(WORK REQUEST): Match the string "rabid" against each line below, and copy every line that matches.

(DATASET RECORDS):
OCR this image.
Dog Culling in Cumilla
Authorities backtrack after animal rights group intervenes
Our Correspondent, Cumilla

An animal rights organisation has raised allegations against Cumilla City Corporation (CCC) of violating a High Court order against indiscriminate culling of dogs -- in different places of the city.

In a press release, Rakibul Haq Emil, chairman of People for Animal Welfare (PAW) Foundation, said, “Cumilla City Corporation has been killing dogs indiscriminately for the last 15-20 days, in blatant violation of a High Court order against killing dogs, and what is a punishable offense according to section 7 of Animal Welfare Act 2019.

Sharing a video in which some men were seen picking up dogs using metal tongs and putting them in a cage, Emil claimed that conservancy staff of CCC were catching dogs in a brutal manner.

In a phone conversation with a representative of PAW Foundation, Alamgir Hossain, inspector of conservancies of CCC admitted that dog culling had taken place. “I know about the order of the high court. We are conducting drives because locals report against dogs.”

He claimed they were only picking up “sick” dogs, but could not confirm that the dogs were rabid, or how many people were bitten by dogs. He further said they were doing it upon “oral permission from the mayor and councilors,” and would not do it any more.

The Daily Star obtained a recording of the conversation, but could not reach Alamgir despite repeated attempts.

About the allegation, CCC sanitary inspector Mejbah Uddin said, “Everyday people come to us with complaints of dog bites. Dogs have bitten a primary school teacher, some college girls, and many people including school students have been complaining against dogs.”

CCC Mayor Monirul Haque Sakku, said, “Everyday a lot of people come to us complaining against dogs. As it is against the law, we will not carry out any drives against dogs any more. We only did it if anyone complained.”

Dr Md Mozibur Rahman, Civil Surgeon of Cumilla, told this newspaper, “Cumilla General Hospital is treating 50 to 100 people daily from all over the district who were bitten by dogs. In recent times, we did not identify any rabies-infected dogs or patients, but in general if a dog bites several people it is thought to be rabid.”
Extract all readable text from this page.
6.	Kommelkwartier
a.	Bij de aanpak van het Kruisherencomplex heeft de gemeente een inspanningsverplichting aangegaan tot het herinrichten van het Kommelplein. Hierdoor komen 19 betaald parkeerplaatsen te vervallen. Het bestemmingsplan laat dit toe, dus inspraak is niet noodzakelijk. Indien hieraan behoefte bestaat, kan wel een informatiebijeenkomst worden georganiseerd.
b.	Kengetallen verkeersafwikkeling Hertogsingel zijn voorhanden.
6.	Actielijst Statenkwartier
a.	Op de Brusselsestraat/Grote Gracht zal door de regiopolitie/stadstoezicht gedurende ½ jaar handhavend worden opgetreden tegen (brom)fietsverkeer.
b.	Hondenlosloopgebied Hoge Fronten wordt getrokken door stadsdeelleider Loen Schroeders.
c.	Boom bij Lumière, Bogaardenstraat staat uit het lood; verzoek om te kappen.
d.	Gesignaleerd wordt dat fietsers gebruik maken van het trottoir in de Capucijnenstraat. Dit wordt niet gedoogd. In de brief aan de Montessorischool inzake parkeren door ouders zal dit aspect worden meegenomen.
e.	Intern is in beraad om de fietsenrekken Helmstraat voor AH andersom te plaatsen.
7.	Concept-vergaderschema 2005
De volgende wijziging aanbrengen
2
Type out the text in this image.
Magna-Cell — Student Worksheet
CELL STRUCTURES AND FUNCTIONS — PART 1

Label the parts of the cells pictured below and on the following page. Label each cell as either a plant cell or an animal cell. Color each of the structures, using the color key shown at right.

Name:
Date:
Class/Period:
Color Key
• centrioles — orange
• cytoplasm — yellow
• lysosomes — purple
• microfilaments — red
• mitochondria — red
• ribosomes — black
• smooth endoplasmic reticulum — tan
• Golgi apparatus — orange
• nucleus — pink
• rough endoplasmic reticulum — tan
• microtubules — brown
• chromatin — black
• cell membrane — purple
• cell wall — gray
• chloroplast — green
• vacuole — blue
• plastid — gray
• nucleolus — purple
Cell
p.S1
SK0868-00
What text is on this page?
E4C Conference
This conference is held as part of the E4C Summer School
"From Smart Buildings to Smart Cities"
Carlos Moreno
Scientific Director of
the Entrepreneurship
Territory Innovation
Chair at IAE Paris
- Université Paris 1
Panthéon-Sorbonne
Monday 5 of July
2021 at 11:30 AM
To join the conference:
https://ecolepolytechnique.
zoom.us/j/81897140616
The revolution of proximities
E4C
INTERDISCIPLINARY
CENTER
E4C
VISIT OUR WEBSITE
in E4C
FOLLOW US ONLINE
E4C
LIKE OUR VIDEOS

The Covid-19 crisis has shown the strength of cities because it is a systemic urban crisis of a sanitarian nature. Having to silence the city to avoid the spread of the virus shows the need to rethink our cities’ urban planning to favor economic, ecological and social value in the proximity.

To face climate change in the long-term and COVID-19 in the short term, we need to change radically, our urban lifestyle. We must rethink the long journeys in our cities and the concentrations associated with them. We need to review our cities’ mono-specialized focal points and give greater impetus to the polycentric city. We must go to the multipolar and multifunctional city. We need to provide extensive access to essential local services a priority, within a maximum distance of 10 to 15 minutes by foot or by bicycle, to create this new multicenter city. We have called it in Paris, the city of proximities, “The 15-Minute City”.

(RESPONSE TO THE EXERCISE):
He claimed they were only picking up “sick” dogs, but could not confirm that the dogs were rabid, or how many people were bitten by dogs. He further said they were doing it upon “oral permission from the mayor and councilors,” and would not do it any more.
Dr Md Mozibur Rahman, Civil Surgeon of Cumilla, told this newspaper, “Cumilla General Hospital is treating 50 to 100 people daily from all over the district who were bitten by dogs. In recent times, we did not identify any rabies-infected dogs or patients, but in general if a dog bites several people it is thought to be rabid.”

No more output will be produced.